## Aim of the task
Review the material and extract every line in which the word "layer" occurs.
***** Recorded information *****
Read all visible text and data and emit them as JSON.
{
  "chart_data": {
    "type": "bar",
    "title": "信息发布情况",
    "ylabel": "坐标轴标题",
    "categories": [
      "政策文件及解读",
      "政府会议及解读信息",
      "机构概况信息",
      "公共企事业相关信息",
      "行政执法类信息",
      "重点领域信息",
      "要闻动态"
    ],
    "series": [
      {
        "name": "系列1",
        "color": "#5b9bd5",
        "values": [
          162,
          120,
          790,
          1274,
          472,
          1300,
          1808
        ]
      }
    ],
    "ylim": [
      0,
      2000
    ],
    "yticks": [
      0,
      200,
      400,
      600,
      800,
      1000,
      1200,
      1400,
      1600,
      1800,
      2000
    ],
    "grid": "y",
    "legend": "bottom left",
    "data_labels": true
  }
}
*****
***** Recorded information *****
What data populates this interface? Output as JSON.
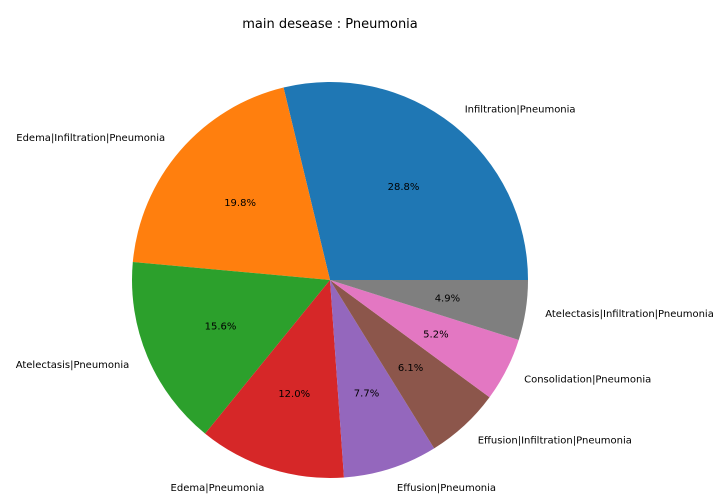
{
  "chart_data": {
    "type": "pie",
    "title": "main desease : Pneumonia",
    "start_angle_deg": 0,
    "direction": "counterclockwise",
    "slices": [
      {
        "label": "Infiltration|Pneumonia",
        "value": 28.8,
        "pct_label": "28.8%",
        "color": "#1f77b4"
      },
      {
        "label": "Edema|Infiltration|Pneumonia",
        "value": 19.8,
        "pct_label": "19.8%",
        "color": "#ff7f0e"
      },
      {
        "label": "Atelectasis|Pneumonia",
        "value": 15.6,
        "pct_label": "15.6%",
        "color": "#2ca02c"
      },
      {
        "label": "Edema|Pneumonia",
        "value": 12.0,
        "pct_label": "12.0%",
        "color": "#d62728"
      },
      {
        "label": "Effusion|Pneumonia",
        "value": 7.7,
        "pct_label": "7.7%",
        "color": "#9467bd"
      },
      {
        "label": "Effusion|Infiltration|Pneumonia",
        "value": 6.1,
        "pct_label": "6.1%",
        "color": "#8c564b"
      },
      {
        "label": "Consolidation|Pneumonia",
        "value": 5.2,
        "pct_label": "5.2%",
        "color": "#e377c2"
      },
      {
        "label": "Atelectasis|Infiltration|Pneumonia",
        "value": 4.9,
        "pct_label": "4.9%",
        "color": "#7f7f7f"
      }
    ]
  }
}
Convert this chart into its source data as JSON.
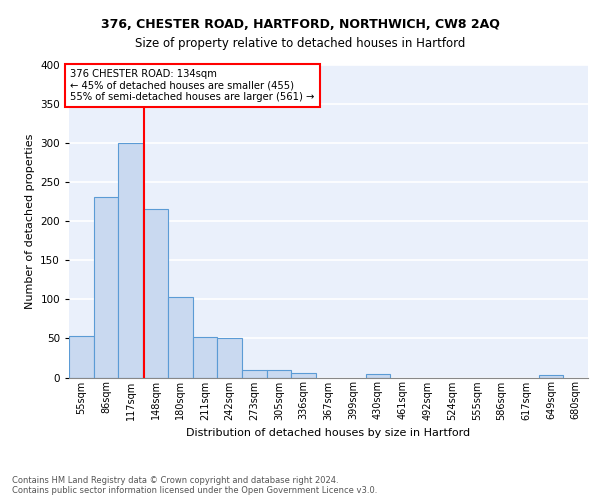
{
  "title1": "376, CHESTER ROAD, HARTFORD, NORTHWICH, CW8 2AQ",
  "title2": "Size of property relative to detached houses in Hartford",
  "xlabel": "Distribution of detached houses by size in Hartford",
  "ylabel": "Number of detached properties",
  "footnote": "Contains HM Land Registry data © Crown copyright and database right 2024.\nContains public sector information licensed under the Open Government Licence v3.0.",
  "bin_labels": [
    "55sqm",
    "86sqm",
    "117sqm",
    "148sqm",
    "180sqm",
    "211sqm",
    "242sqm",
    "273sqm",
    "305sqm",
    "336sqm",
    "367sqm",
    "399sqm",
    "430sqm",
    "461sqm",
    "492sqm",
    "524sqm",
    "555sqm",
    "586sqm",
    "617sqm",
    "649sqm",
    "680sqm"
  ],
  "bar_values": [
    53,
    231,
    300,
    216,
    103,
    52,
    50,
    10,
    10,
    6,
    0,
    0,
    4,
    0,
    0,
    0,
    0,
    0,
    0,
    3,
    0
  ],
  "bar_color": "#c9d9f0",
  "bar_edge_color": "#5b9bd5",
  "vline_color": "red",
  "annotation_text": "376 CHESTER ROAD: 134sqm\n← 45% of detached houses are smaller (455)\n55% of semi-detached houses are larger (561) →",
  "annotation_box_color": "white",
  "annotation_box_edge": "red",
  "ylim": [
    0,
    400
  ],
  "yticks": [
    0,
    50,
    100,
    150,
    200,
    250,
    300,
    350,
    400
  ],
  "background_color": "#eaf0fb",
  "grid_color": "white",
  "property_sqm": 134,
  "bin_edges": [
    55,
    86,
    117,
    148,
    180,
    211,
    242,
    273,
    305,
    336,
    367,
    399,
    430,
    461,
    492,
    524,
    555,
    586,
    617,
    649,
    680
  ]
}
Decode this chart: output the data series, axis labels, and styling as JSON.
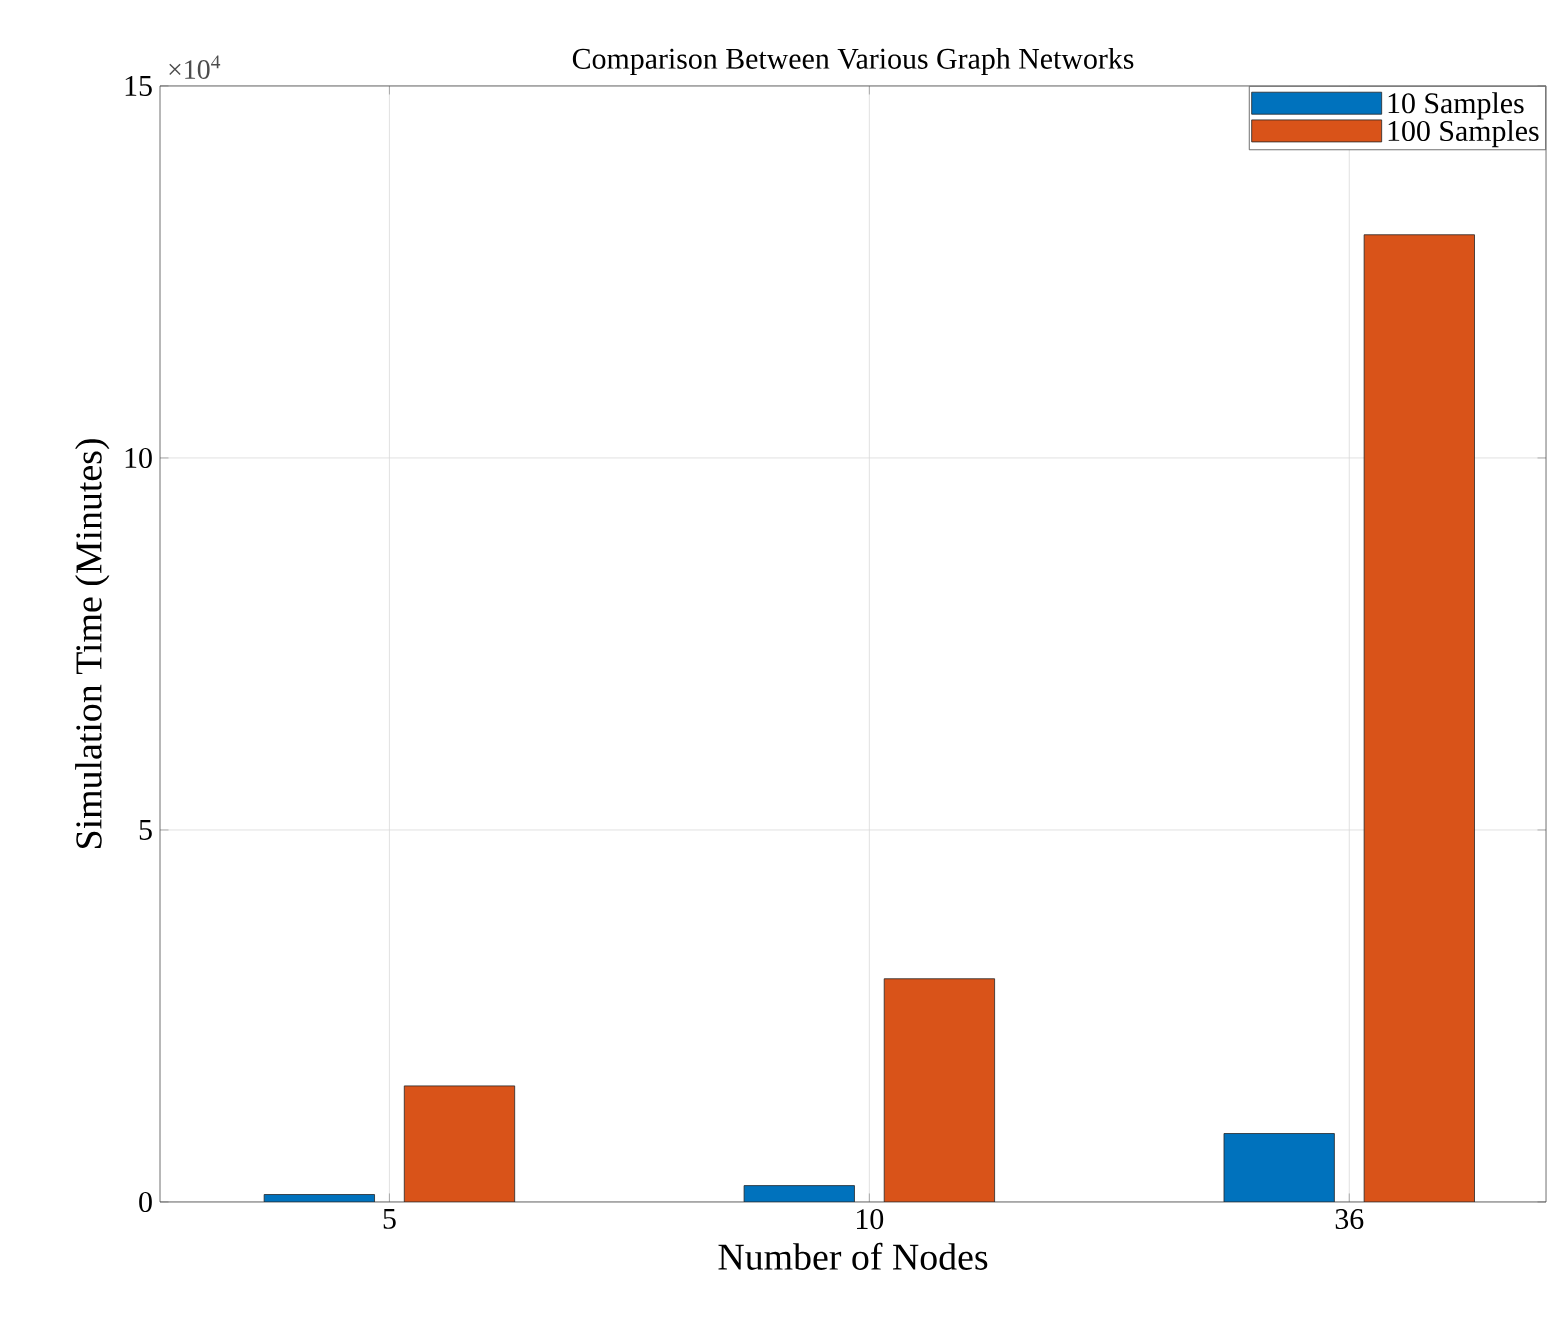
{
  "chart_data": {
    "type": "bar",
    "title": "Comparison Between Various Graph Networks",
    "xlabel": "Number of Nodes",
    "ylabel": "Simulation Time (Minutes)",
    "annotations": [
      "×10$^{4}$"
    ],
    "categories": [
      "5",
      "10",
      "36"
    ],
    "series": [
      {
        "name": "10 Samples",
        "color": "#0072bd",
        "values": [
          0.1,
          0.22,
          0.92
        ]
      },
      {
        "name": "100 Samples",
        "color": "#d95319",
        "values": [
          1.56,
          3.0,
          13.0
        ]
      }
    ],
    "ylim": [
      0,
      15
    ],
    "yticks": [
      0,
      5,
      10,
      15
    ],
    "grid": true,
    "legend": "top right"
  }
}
*****
***** Recorded information *****
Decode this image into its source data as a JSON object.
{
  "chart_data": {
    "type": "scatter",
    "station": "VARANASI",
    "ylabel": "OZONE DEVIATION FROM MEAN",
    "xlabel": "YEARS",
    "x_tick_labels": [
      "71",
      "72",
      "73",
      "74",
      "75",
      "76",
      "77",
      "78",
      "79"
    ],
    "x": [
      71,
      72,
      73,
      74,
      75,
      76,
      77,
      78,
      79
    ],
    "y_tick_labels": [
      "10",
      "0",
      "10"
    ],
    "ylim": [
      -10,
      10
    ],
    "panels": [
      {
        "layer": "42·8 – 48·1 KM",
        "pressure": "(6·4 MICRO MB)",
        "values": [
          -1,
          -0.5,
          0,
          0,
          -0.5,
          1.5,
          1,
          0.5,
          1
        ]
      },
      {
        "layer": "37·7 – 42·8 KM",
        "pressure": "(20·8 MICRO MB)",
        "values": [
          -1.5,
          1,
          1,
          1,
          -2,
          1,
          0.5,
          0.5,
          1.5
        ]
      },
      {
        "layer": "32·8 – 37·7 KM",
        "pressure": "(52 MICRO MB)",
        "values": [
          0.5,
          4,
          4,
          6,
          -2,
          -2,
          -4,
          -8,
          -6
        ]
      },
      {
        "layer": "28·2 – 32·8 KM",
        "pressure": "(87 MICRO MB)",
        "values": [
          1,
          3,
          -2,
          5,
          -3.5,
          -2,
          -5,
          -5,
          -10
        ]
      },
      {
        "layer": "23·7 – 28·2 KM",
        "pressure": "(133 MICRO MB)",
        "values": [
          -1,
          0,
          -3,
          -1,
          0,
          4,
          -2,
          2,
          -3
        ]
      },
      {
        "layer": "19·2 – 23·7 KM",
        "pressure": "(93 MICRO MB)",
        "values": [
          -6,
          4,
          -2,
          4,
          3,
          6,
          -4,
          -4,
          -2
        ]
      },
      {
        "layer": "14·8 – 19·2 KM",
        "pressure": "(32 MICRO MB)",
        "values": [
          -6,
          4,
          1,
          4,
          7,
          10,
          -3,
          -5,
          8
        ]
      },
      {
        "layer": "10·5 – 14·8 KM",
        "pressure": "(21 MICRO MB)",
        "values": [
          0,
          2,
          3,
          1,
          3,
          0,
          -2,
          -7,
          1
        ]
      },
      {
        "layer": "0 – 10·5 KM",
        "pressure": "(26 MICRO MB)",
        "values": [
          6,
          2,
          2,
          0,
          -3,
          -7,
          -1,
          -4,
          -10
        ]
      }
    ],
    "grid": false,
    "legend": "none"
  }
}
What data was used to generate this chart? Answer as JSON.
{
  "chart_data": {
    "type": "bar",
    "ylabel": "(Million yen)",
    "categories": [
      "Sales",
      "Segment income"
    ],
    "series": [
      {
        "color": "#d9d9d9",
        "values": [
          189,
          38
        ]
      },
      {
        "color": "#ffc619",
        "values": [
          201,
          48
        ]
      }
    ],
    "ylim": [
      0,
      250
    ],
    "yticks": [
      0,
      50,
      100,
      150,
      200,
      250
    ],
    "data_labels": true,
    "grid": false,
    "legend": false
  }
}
*****
## Full solution
        "layer": "42·8 – 48·1 KM",
        "layer": "37·7 – 42·8 KM",
        "layer": "32·8 – 37·7 KM",
        "layer": "28·2 – 32·8 KM",
        "layer": "23·7 – 28·2 KM",
        "layer": "19·2 – 23·7 KM",
        "layer": "14·8 – 19·2 KM",
        "layer": "10·5 – 14·8 KM",
        "layer": "0 – 10·5 KM",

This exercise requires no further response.